===== Exercise materials

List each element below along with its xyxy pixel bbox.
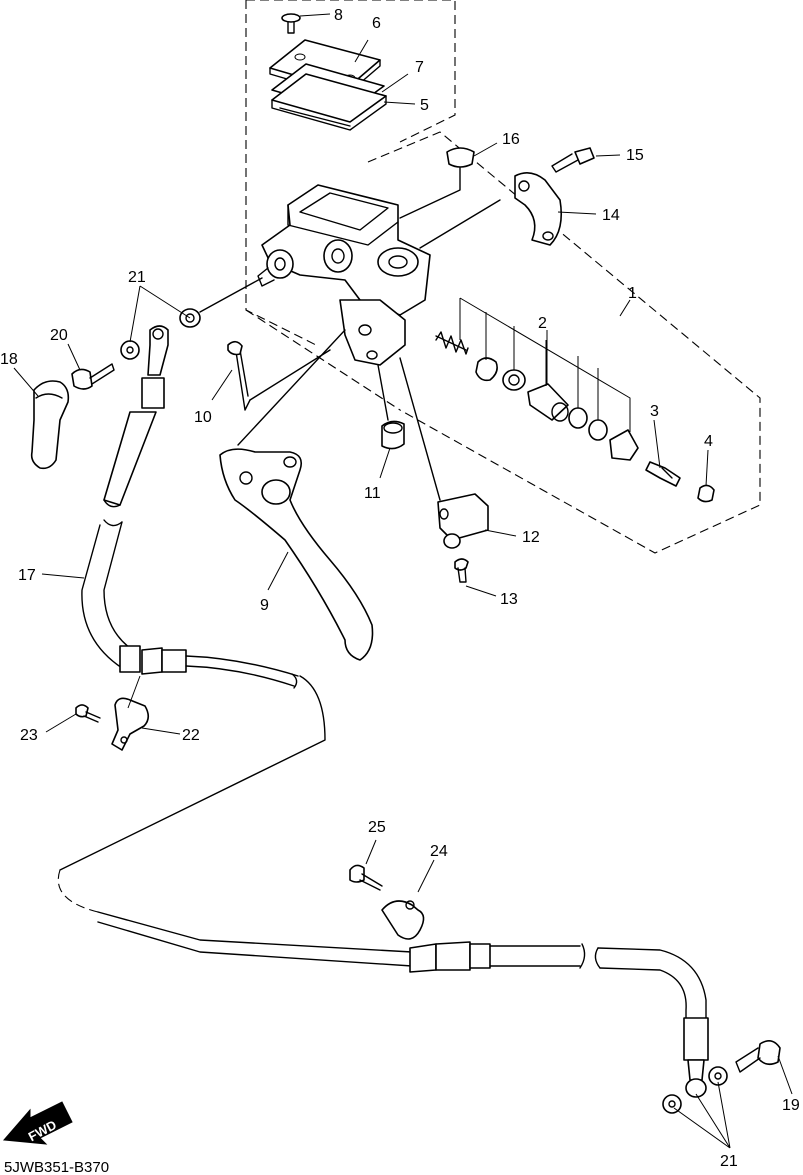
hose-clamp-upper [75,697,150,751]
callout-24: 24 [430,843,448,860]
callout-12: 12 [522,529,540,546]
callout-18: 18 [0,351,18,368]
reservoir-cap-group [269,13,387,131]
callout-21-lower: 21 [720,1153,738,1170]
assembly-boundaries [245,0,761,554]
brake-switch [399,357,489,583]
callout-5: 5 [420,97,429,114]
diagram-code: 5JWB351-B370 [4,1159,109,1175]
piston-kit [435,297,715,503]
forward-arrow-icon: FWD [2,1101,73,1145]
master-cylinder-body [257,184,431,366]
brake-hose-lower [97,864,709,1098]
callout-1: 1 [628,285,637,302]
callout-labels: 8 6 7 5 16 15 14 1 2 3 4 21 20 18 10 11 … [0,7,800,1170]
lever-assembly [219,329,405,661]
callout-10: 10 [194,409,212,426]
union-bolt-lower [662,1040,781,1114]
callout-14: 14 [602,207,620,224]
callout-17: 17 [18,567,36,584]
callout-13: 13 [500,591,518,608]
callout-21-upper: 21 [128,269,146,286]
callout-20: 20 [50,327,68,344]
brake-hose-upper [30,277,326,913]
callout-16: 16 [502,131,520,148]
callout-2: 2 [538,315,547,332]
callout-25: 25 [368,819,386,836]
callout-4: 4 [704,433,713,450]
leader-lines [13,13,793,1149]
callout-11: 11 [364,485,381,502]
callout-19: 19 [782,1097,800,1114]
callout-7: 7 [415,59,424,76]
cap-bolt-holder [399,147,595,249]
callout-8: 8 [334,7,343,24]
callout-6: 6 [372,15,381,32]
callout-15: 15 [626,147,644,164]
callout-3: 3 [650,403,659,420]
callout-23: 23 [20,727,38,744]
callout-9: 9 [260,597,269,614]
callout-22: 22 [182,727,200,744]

==========

Exercise:
Swap "assembly-boundaries" for "assembly-outline" in the material's lines between the one holding "hose-clamp-upper [75,697,150,751]" and the one holding "callout-5: 5 [420,97,429,114]", inclusive. Give only those lines again, with nothing else changed.

Final result:
hose-clamp-upper [75,697,150,751]
callout-24: 24 [430,843,448,860]
callout-12: 12 [522,529,540,546]
callout-18: 18 [0,351,18,368]
reservoir-cap-group [269,13,387,131]
callout-21-lower: 21 [720,1153,738,1170]
assembly-outline [245,0,761,554]
brake-switch [399,357,489,583]
callout-5: 5 [420,97,429,114]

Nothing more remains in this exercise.